>>

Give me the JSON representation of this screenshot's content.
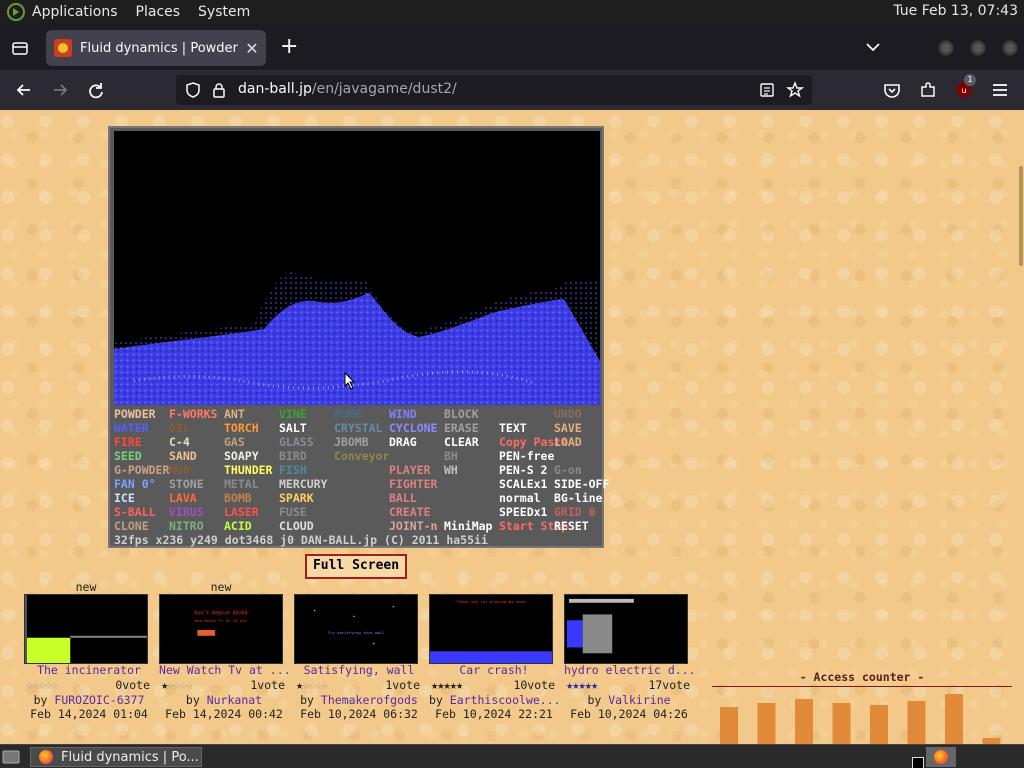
{
  "top_panel": {
    "menus": [
      "Applications",
      "Places",
      "System"
    ],
    "clock": "Tue Feb 13, 07:43"
  },
  "tab": {
    "title": "Fluid dynamics | Powder Ga",
    "close": "✕"
  },
  "new_tab_symbol": "+",
  "urlbar": {
    "host": "dan-ball.jp",
    "path": "/en/javagame/dust2/"
  },
  "extension_badge": "1",
  "game": {
    "menu_rows": [
      [
        [
          "POWDER",
          "#f0c0a0"
        ],
        [
          "F-WORKS",
          "#ff7a6a"
        ],
        [
          "ANT",
          "#e0b080"
        ],
        [
          "VINE",
          "#3aa03a"
        ],
        [
          "PUMP",
          "#4a6a8a"
        ],
        [
          "WIND",
          "#8080ff"
        ],
        [
          "BLOCK",
          "#a0a0a0"
        ],
        [
          "",
          ""
        ],
        [
          "UNDO",
          "#8a6a5a"
        ]
      ],
      [
        [
          "WATER",
          "#5060ff"
        ],
        [
          "OIL",
          "#8a5a3a"
        ],
        [
          "TORCH",
          "#ff9a3a"
        ],
        [
          "SALT",
          "#ffffff"
        ],
        [
          "CRYSTAL",
          "#6a8aa0"
        ],
        [
          "CYCLONE",
          "#8a8aff"
        ],
        [
          "ERASE",
          "#a0a0a0"
        ],
        [
          "TEXT",
          "#ffffff"
        ],
        [
          "SAVE",
          "#e0b080"
        ]
      ],
      [
        [
          "FIRE",
          "#ff4a3a"
        ],
        [
          "C-4",
          "#e0e0c0"
        ],
        [
          "GAS",
          "#c0a080"
        ],
        [
          "GLASS",
          "#8a8a9a"
        ],
        [
          "JBOMB",
          "#a0a0a0"
        ],
        [
          "DRAG",
          "#ffffff"
        ],
        [
          "CLEAR",
          "#ffffff"
        ],
        [
          "Copy Paste",
          "#ff6a6a"
        ],
        [
          "LOAD",
          "#e0b080"
        ]
      ],
      [
        [
          "SEED",
          "#7ad07a"
        ],
        [
          "SAND",
          "#f0c090"
        ],
        [
          "SOAPY",
          "#f0f0e0"
        ],
        [
          "BIRD",
          "#8a8a8a"
        ],
        [
          "Conveyor",
          "#8a8a4a"
        ],
        [
          "",
          ""
        ],
        [
          "BH",
          "#8a8a8a"
        ],
        [
          "PEN-free",
          "#ffffff"
        ],
        [
          "",
          ""
        ]
      ],
      [
        [
          "G-POWDER",
          "#d0a080"
        ],
        [
          "MUD",
          "#8a5a3a"
        ],
        [
          "THUNDER",
          "#ffff60"
        ],
        [
          "FISH",
          "#4a8aa0"
        ],
        [
          "",
          ""
        ],
        [
          "PLAYER",
          "#e08080"
        ],
        [
          "WH",
          "#c0c0c0"
        ],
        [
          "PEN-S 2",
          "#ffffff"
        ],
        [
          "G-on",
          "#8a8a8a"
        ]
      ],
      [
        [
          "FAN 0°",
          "#80a0ff"
        ],
        [
          "STONE",
          "#a0a0a0"
        ],
        [
          "METAL",
          "#8a8a8a"
        ],
        [
          "MERCURY",
          "#d0d0d0"
        ],
        [
          "",
          ""
        ],
        [
          "FIGHTER",
          "#e08080"
        ],
        [
          "",
          ""
        ],
        [
          "SCALEx1",
          "#ffffff"
        ],
        [
          "SIDE-OFF",
          "#ffffff"
        ]
      ],
      [
        [
          "ICE",
          "#d0e0ff"
        ],
        [
          "LAVA",
          "#ff6a3a"
        ],
        [
          "BOMB",
          "#c08050"
        ],
        [
          "SPARK",
          "#ffd060"
        ],
        [
          "",
          ""
        ],
        [
          "BALL",
          "#e08080"
        ],
        [
          "",
          ""
        ],
        [
          "normal",
          "#ffffff"
        ],
        [
          "BG-line",
          "#ffffff"
        ]
      ],
      [
        [
          "S-BALL",
          "#ff6060"
        ],
        [
          "VIRUS",
          "#a050c0"
        ],
        [
          "LASER",
          "#ff5050"
        ],
        [
          "FUSE",
          "#8a8a8a"
        ],
        [
          "",
          ""
        ],
        [
          "CREATE",
          "#e08080"
        ],
        [
          "",
          ""
        ],
        [
          "SPEEDx1",
          "#ffffff"
        ],
        [
          "GRID 0",
          "#c06060"
        ]
      ],
      [
        [
          "CLONE",
          "#c0a080"
        ],
        [
          "NITRO",
          "#7ab07a"
        ],
        [
          "ACID",
          "#c0ff40"
        ],
        [
          "CLOUD",
          "#e0e0e0"
        ],
        [
          "",
          ""
        ],
        [
          "JOINT-n",
          "#e0a0a0"
        ],
        [
          "MiniMap",
          "#ffffff"
        ],
        [
          "Start Stop",
          "#ff6a6a"
        ],
        [
          "RESET",
          "#ffffff"
        ]
      ]
    ],
    "status_line": "32fps  x236 y249 dot3468 j0  DAN-BALL.jp (C) 2011 ha55ii"
  },
  "fullscreen_label": "Full Screen",
  "thumbnails": [
    {
      "new": "new",
      "title": "The incinerator",
      "stars": 0,
      "votes": "0vote",
      "author": "FUROZOIC-6377",
      "date": "Feb 14,2024 01:04",
      "star_color": "#222"
    },
    {
      "new": "new",
      "title": "New Watch Tv at ...",
      "stars": 1,
      "votes": "1vote",
      "author": "Nurkanat",
      "date": "Feb 14,2024 00:42",
      "star_color": "#222"
    },
    {
      "new": "",
      "title": "Satisfying, wall",
      "stars": 1,
      "votes": "1vote",
      "author": "Themakerofgods",
      "date": "Feb 10,2024 06:32",
      "star_color": "#222"
    },
    {
      "new": "",
      "title": "Car crash!",
      "stars": 5,
      "votes": "10vote",
      "author": "Earthiscoolwe...",
      "date": "Feb 10,2024 22:21",
      "star_color": "#222"
    },
    {
      "new": "",
      "title": "hydro electric d...",
      "stars": 5,
      "votes": "17vote",
      "author": "Valkirine",
      "date": "Feb 10,2024 04:26",
      "star_color": "#2a2aa0"
    }
  ],
  "thumbnail_by": "by",
  "counter": {
    "title": "- Access counter -",
    "values": [
      40,
      44,
      48,
      44,
      42,
      46,
      54,
      6
    ],
    "color": "#e08a3a"
  },
  "taskbar": {
    "window_title": "Fluid dynamics | Po..."
  }
}
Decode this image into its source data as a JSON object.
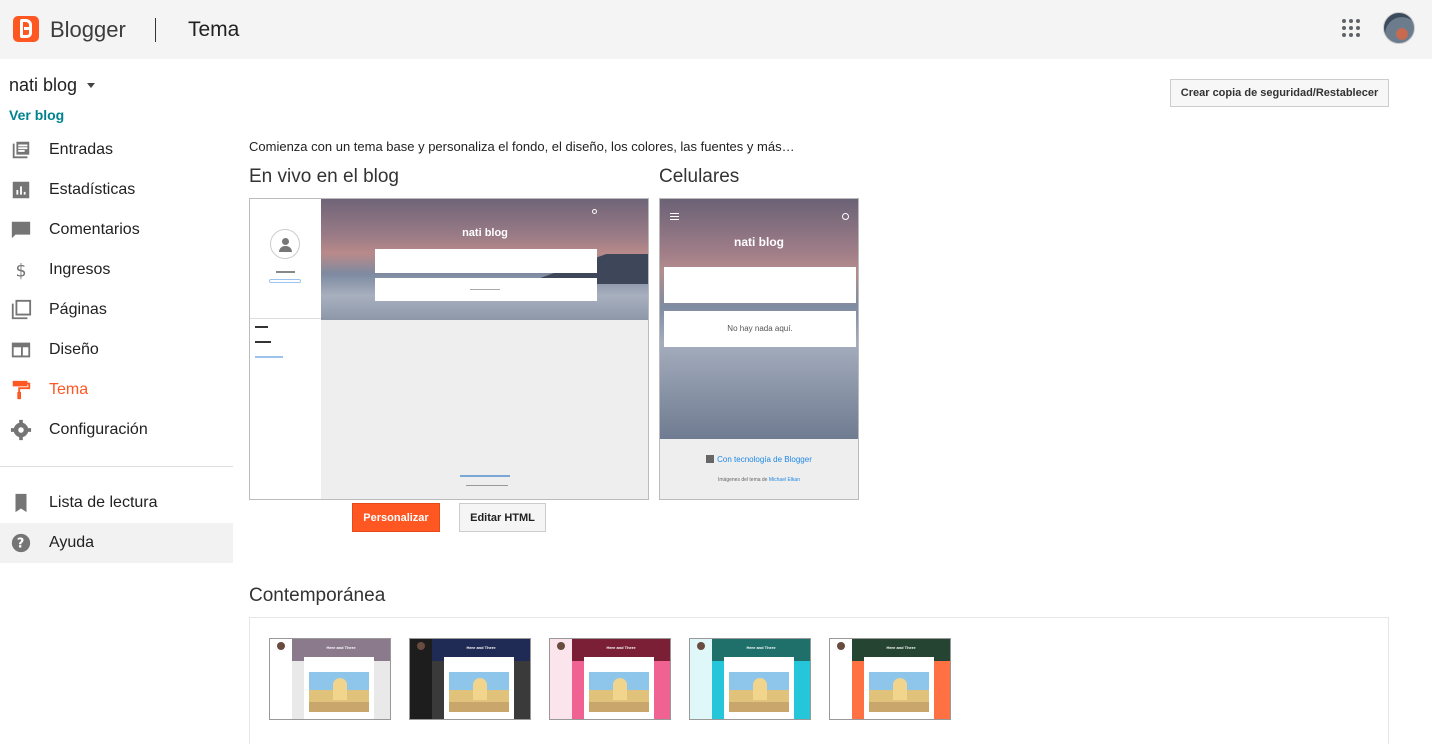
{
  "header": {
    "brand": "Blogger",
    "page": "Tema"
  },
  "sidebar": {
    "blog_name": "nati blog",
    "view_blog": "Ver blog",
    "items": [
      {
        "label": "Entradas",
        "icon": "posts-icon"
      },
      {
        "label": "Estadísticas",
        "icon": "stats-icon"
      },
      {
        "label": "Comentarios",
        "icon": "comments-icon"
      },
      {
        "label": "Ingresos",
        "icon": "dollar-icon"
      },
      {
        "label": "Páginas",
        "icon": "pages-icon"
      },
      {
        "label": "Diseño",
        "icon": "layout-icon"
      },
      {
        "label": "Tema",
        "icon": "paint-roller-icon",
        "active": true
      },
      {
        "label": "Configuración",
        "icon": "gear-icon"
      }
    ],
    "secondary": [
      {
        "label": "Lista de lectura",
        "icon": "bookmark-icon"
      },
      {
        "label": "Ayuda",
        "icon": "help-icon"
      }
    ]
  },
  "main": {
    "backup_button": "Crear copia de seguridad/Restablecer",
    "intro": "Comienza con un tema base y personaliza el fondo, el diseño, los colores, las fuentes y más…",
    "live_title": "En vivo en el blog",
    "mobile_title": "Celulares",
    "desktop_preview": {
      "blog_title": "nati blog"
    },
    "mobile_preview": {
      "blog_title": "nati blog",
      "empty_text": "No hay nada aquí.",
      "powered_by": "Con tecnología de Blogger",
      "credit_prefix": "Imágenes del tema de",
      "credit_author": "Michael Elkan"
    },
    "customize_button": "Personalizar",
    "edit_html_button": "Editar HTML",
    "gallery_title": "Contemporánea",
    "themes": [
      {
        "hero": "#8a7a8c",
        "body": "#e9e9e9",
        "title": "Here and There"
      },
      {
        "hero": "#1f2b55",
        "body": "#3a3a3a",
        "title": "Here and There"
      },
      {
        "hero": "#7a1f36",
        "body": "#f06292",
        "title": "Here and There"
      },
      {
        "hero": "#1f6f6a",
        "body": "#26c6da",
        "title": "Here and There"
      },
      {
        "hero": "#254432",
        "body": "#ff7043",
        "title": "Here and There"
      }
    ]
  },
  "colors": {
    "accent": "#ff5722",
    "link": "#00838f"
  }
}
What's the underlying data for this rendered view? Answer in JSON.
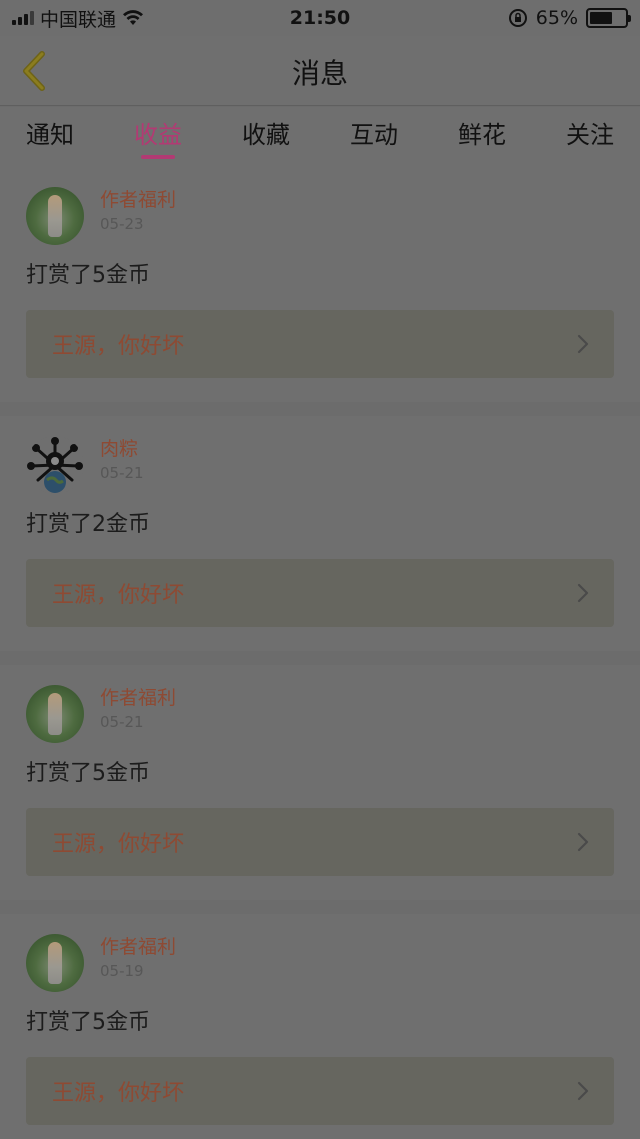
{
  "status_bar": {
    "carrier": "中国联通",
    "time": "21:50",
    "battery": "65%",
    "icons": [
      "signal-icon",
      "wifi-icon",
      "orientation-lock-icon",
      "battery-icon"
    ]
  },
  "nav": {
    "title": "消息",
    "back_icon": "chevron-left-icon"
  },
  "tabs": [
    {
      "label": "通知",
      "active": false
    },
    {
      "label": "收益",
      "active": true
    },
    {
      "label": "收藏",
      "active": false
    },
    {
      "label": "互动",
      "active": false
    },
    {
      "label": "鲜花",
      "active": false
    },
    {
      "label": "关注",
      "active": false
    }
  ],
  "messages": [
    {
      "author": "作者福利",
      "date": "05-23",
      "content": "打赏了5金币",
      "quote": "王源，你好坏",
      "avatar": "girl-avatar"
    },
    {
      "author": "肉粽",
      "date": "05-21",
      "content": "打赏了2金币",
      "quote": "王源，你好坏",
      "avatar": "virus-globe-avatar"
    },
    {
      "author": "作者福利",
      "date": "05-21",
      "content": "打赏了5金币",
      "quote": "王源，你好坏",
      "avatar": "girl-avatar"
    },
    {
      "author": "作者福利",
      "date": "05-19",
      "content": "打赏了5金币",
      "quote": "王源，你好坏",
      "avatar": "girl-avatar"
    }
  ],
  "colors": {
    "accent": "#b23a73",
    "author": "#8e4a33",
    "overlay_bg": "#6c6c6c"
  }
}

<<

Everything from the line with "What's the underlying" through the end of the records above, both ends included, is to be reproduced exactly, and nothing outside that span; the pictures are to be dropped.

What's the underlying data for this rendered view? Answer in JSON.
{
  "status_bar": {
    "carrier": "中国联通",
    "time": "21:50",
    "battery": "65%",
    "icons": [
      "signal-icon",
      "wifi-icon",
      "orientation-lock-icon",
      "battery-icon"
    ]
  },
  "nav": {
    "title": "消息",
    "back_icon": "chevron-left-icon"
  },
  "tabs": [
    {
      "label": "通知",
      "active": false
    },
    {
      "label": "收益",
      "active": true
    },
    {
      "label": "收藏",
      "active": false
    },
    {
      "label": "互动",
      "active": false
    },
    {
      "label": "鲜花",
      "active": false
    },
    {
      "label": "关注",
      "active": false
    }
  ],
  "messages": [
    {
      "author": "作者福利",
      "date": "05-23",
      "content": "打赏了5金币",
      "quote": "王源，你好坏",
      "avatar": "girl-avatar"
    },
    {
      "author": "肉粽",
      "date": "05-21",
      "content": "打赏了2金币",
      "quote": "王源，你好坏",
      "avatar": "virus-globe-avatar"
    },
    {
      "author": "作者福利",
      "date": "05-21",
      "content": "打赏了5金币",
      "quote": "王源，你好坏",
      "avatar": "girl-avatar"
    },
    {
      "author": "作者福利",
      "date": "05-19",
      "content": "打赏了5金币",
      "quote": "王源，你好坏",
      "avatar": "girl-avatar"
    }
  ],
  "colors": {
    "accent": "#b23a73",
    "author": "#8e4a33",
    "overlay_bg": "#6c6c6c"
  }
}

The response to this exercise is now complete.